## Documentfragment

Viva El Niño

Het grote probleem van klimaatbeleid is dat dit het karakter heeft van een publiek goed: de baten van een dergelijk beleid – vaak grensoverschrijdend – komen voor een deel bij andere landen terecht. Dat tempert de animo om een dergelijk beleid in gang te zetten; goedkoper is het om te profiteren van de inspanningen van andere landen. Bijkomend is dat de baten van klimaatbeleid, als ze al zichtbaar zijn, jaren op zich kunnen laten wachten. Het moge dan ook een klein wonder heten dat het bijna 200 landen eind vorig jaar in Parijs is gelukt om tot een klimaatakkoord te komen.

Economische groei
Een ander probleem is dat klimaatbeleid niet kosteloos is. Het beleid moet in nationale wetgeving worden omgezet. Klimaatbeleid kent daarnaast – zoals elk beleid – winnaars en verliezers. Bovendien kan klimaatbeleid een rem zetten op economische groei. Daartegenover staat dat investeringen in het klimaat zowel het milieu als de economie ten goede kunnen komen. De discussie over welk van de twee effecten domineert, is nog altijd niet beslecht.

De uitstoot van CO2
Kijk bijvoorbeeld eens naar de reductie van de uitstoot van CO2, het misschien wel belangrijkste element van klimaatbeleid. Dit kan worden bereikt door in te zetten op een belasting op CO2 of, daar waar sprake is van een markt in verhandelbare emissierechten zoals in Europa, op een beperking van de hoeveelheid rechten. Het economische effect ervan is een verhoging van de prijs van fossiele brandstoffen en, daarop volgend, een aanpassing van consumptie en investeringen. Dit werkt groeivertragend wanneer productie gedreven wordt door de binnenlandse vraag. Maar de prijsverhoging kan ook de economische groei versterken wanneer ze ondernemers ertoe aanzet om te gaan investeren in kostenbesparende technologieën – vanwege de investeringen zelf en vanwege de daling van productiekosten.

Politiek-economische effecten
Een mogelijk nog groter probleem van klimaatbeleid betreft de politiek-economische effecten. Prijsverhogingen zijn niet populair, niet bij burgers en niet bij ondernemers. Politici die uit zijn op herverkiezing kunnen daar niet aan voorbijgaan. Dat kan ertoe leiden dat het klimaatbeleid bij de uitvoering wordt vertraagd. Nu constateerde het IMF onlangs dat peer pressure de kans op vertraging beperkt. Het gegeven dat een grote groep landen op de COP21 conferentie in Parijs tot afspraken zijn gekomen, kan helpen vertragingen bij de uitvoering van beleid te beperken. Ik geloof zeker in zo’n peer pressure effect. Maar ik denk dat het proces net zo goed de andere kant op zou kunnen gaan. Wanneer de uitvoering van klimaatbeleid stagneert in enkele – bij voorkeur grotere – landen, dan zou dit ook kunnen overslaan naar andere landen.

## Doel
Schrijf uit het documentfragment over klimaatbeleid letterlijk het stuk over van "Het grote probleem" tot en met "klimaatakkoord te komen.". Je hebt de items niet nodig.

## Geselecteerde gegevens
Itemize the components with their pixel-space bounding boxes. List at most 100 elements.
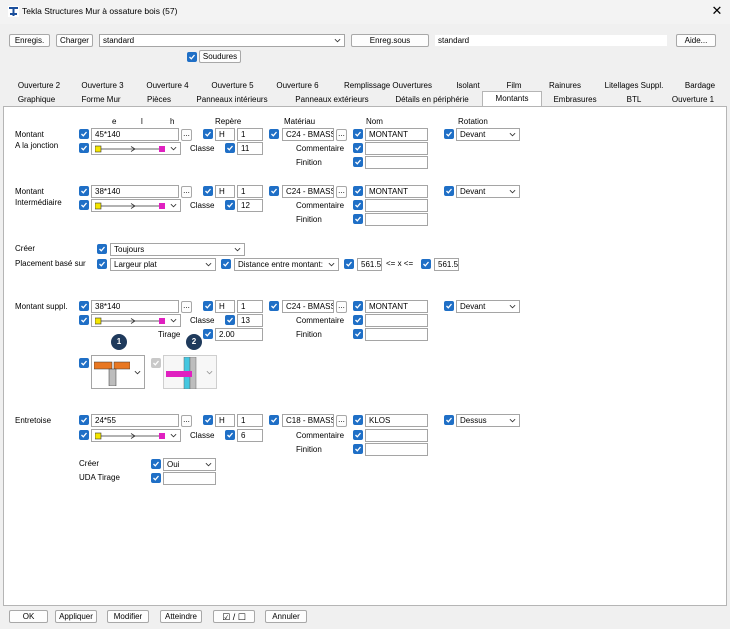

---

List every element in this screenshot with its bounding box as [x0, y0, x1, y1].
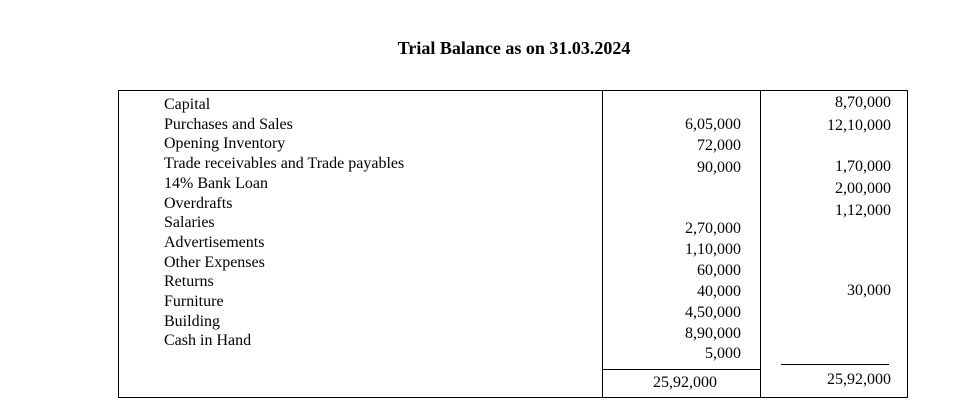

## Schriftelijk antwoord
Het grote probleem van klimaatbeleid is dat dit het karakter heeft van een publiek goed: de baten van een dergelijk beleid – vaak grensoverschrijdend – komen voor een deel bij andere landen terecht. Dat tempert de animo om een dergelijk beleid in gang te zetten; goedkoper is het om te profiteren van de inspanningen van andere landen. Bijkomend is dat de baten van klimaatbeleid, als ze al zichtbaar zijn, jaren op zich kunnen laten wachten. Het moge dan ook een klein wonder heten dat het bijna 200 landen eind vorig jaar in Parijs is gelukt om tot een klimaatakkoord te komen.